-- Start EXCERPTED DATA --

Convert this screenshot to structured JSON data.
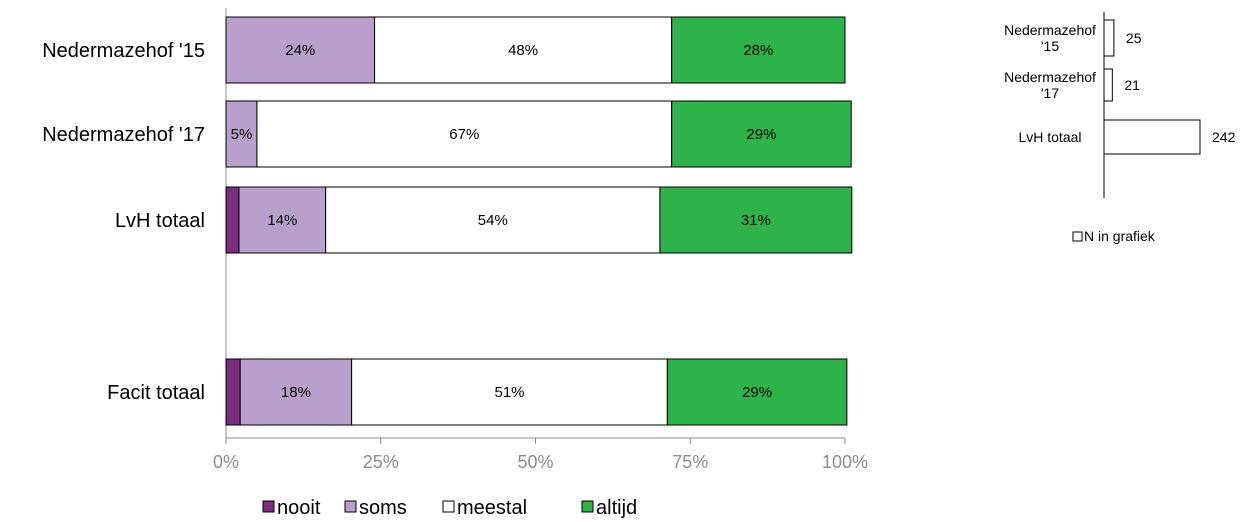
{
  "chart_data": [
    {
      "type": "bar",
      "orientation": "horizontal",
      "stacked": "percent",
      "categories": [
        "Nedermazehof '15",
        "Nedermazehof '17",
        "LvH totaal",
        "Facit totaal"
      ],
      "series": [
        {
          "name": "nooit",
          "color": "#7b2d7f",
          "values": [
            0,
            0,
            2.1,
            2.3
          ]
        },
        {
          "name": "soms",
          "color": "#b9a0cc",
          "values": [
            24,
            5,
            14,
            18
          ]
        },
        {
          "name": "meestal",
          "color": "#ffffff",
          "values": [
            48,
            67,
            54,
            51
          ]
        },
        {
          "name": "altijd",
          "color": "#2db34a",
          "values": [
            28,
            29,
            31,
            29
          ]
        }
      ],
      "data_labels": [
        [
          "",
          "24%",
          "48%",
          "28%"
        ],
        [
          "",
          "5%",
          "67%",
          "29%"
        ],
        [
          "",
          "14%",
          "54%",
          "31%"
        ],
        [
          "",
          "18%",
          "51%",
          "29%"
        ]
      ],
      "ticks": [
        "0%",
        "25%",
        "50%",
        "75%",
        "100%"
      ],
      "xlim": [
        0,
        100
      ],
      "legend": {
        "placement": "bottom",
        "entries": [
          "nooit",
          "soms",
          "meestal",
          "altijd"
        ]
      }
    },
    {
      "type": "bar",
      "orientation": "horizontal",
      "categories": [
        "Nedermazehof\n'15",
        "Nedermazehof\n'17",
        "LvH totaal"
      ],
      "series": [
        {
          "name": "N in grafiek",
          "color": "#ffffff",
          "values": [
            25,
            21,
            242
          ]
        }
      ],
      "legend": {
        "placement": "bottom",
        "entries": [
          "N in grafiek"
        ]
      }
    }
  ]
}
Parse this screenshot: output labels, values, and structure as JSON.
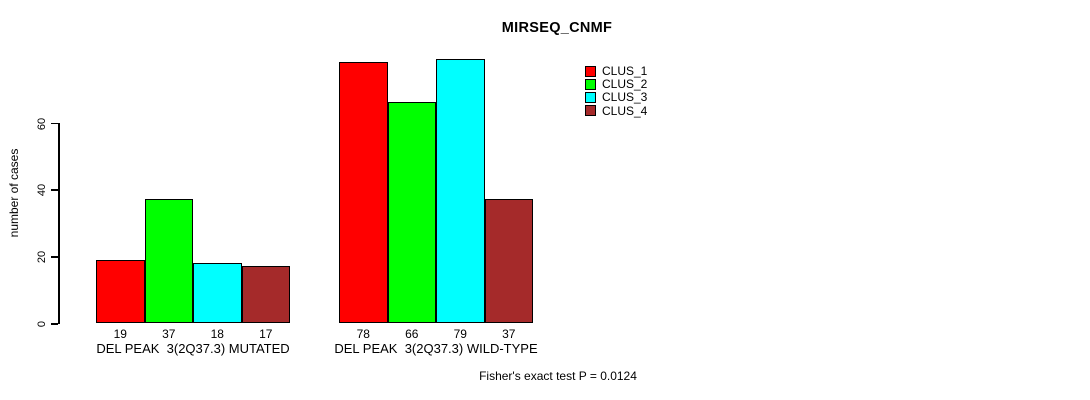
{
  "chart_data": {
    "type": "bar",
    "title": "MIRSEQ_CNMF",
    "xlabel": "",
    "ylabel": "number of cases",
    "ylim": [
      0,
      80
    ],
    "yticks": [
      0,
      20,
      40,
      60
    ],
    "grid": false,
    "legend_position": "top-right",
    "categories": [
      "DEL PEAK  3(2Q37.3) MUTATED",
      "DEL PEAK  3(2Q37.3) WILD-TYPE"
    ],
    "series": [
      {
        "name": "CLUS_1",
        "color": "#ff0000",
        "values": [
          19,
          78
        ]
      },
      {
        "name": "CLUS_2",
        "color": "#00ff00",
        "values": [
          37,
          66
        ]
      },
      {
        "name": "CLUS_3",
        "color": "#00ffff",
        "values": [
          18,
          79
        ]
      },
      {
        "name": "CLUS_4",
        "color": "#a52a2a",
        "values": [
          17,
          37
        ]
      }
    ],
    "bar_value_labels": [
      [
        "19",
        "37",
        "18",
        "17"
      ],
      [
        "78",
        "66",
        "79",
        "37"
      ]
    ],
    "annotation": "Fisher's exact test P = 0.0124",
    "colors": {
      "axis": "#000000",
      "text": "#000000",
      "background": "#ffffff"
    }
  }
}
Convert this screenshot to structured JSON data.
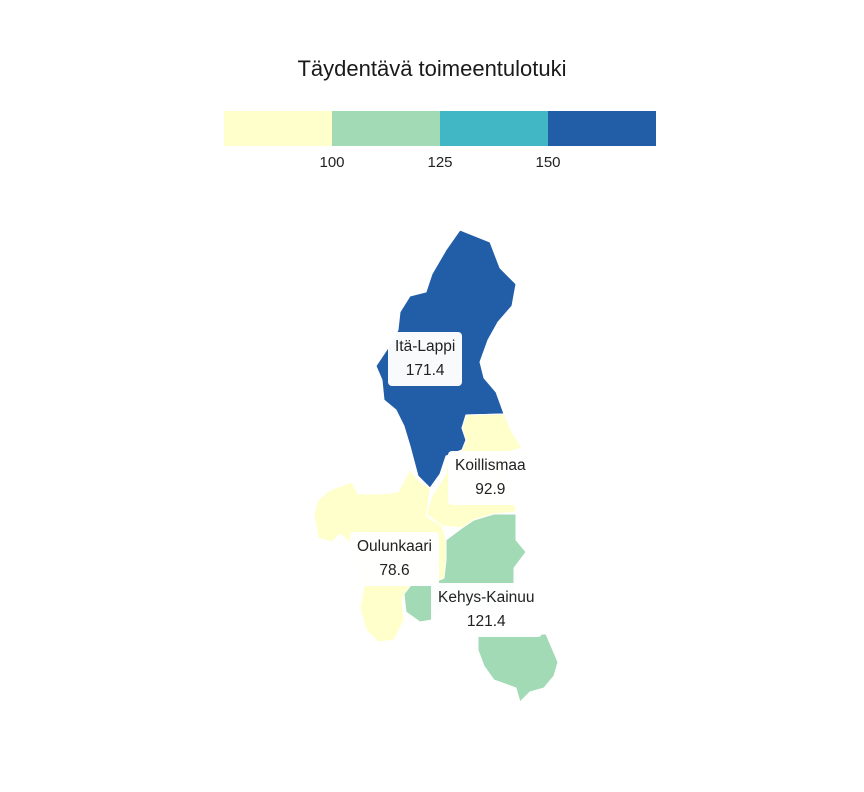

-- End EXCERPTED DATA --

§ **INSTRUCTION**:
Repeat the data above exactly, but not the pictures.

§ **FINISHED ANSWER**:
Convert this screenshot to structured JSON data.
{
  "chart_data": [
    {
      "type": "bar",
      "orientation": "horizontal",
      "stacked": "percent",
      "categories": [
        "Nedermazehof '15",
        "Nedermazehof '17",
        "LvH totaal",
        "Facit totaal"
      ],
      "series": [
        {
          "name": "nooit",
          "color": "#7b2d7f",
          "values": [
            0,
            0,
            2.1,
            2.3
          ]
        },
        {
          "name": "soms",
          "color": "#b9a0cc",
          "values": [
            24,
            5,
            14,
            18
          ]
        },
        {
          "name": "meestal",
          "color": "#ffffff",
          "values": [
            48,
            67,
            54,
            51
          ]
        },
        {
          "name": "altijd",
          "color": "#2db34a",
          "values": [
            28,
            29,
            31,
            29
          ]
        }
      ],
      "data_labels": [
        [
          "",
          "24%",
          "48%",
          "28%"
        ],
        [
          "",
          "5%",
          "67%",
          "29%"
        ],
        [
          "",
          "14%",
          "54%",
          "31%"
        ],
        [
          "",
          "18%",
          "51%",
          "29%"
        ]
      ],
      "ticks": [
        "0%",
        "25%",
        "50%",
        "75%",
        "100%"
      ],
      "xlim": [
        0,
        100
      ],
      "legend": {
        "placement": "bottom",
        "entries": [
          "nooit",
          "soms",
          "meestal",
          "altijd"
        ]
      }
    },
    {
      "type": "bar",
      "orientation": "horizontal",
      "categories": [
        "Nedermazehof\n'15",
        "Nedermazehof\n'17",
        "LvH totaal"
      ],
      "series": [
        {
          "name": "N in grafiek",
          "color": "#ffffff",
          "values": [
            25,
            21,
            242
          ]
        }
      ],
      "legend": {
        "placement": "bottom",
        "entries": [
          "N in grafiek"
        ]
      }
    }
  ]
}
Parse this screenshot: output labels, values, and structure as JSON.
{
  "chart_data": {
    "type": "bar",
    "title": "MIRSEQ_CNMF",
    "xlabel": "",
    "ylabel": "number of cases",
    "ylim": [
      0,
      80
    ],
    "yticks": [
      0,
      20,
      40,
      60
    ],
    "grid": false,
    "legend_position": "top-right",
    "categories": [
      "DEL PEAK  3(2Q37.3) MUTATED",
      "DEL PEAK  3(2Q37.3) WILD-TYPE"
    ],
    "series": [
      {
        "name": "CLUS_1",
        "color": "#ff0000",
        "values": [
          19,
          78
        ]
      },
      {
        "name": "CLUS_2",
        "color": "#00ff00",
        "values": [
          37,
          66
        ]
      },
      {
        "name": "CLUS_3",
        "color": "#00ffff",
        "values": [
          18,
          79
        ]
      },
      {
        "name": "CLUS_4",
        "color": "#a52a2a",
        "values": [
          17,
          37
        ]
      }
    ],
    "bar_value_labels": [
      [
        "19",
        "37",
        "18",
        "17"
      ],
      [
        "78",
        "66",
        "79",
        "37"
      ]
    ],
    "annotation": "Fisher's exact test P = 0.0124",
    "colors": {
      "axis": "#000000",
      "text": "#000000",
      "background": "#ffffff"
    }
  }
}
Convert this screenshot to structured JSON data.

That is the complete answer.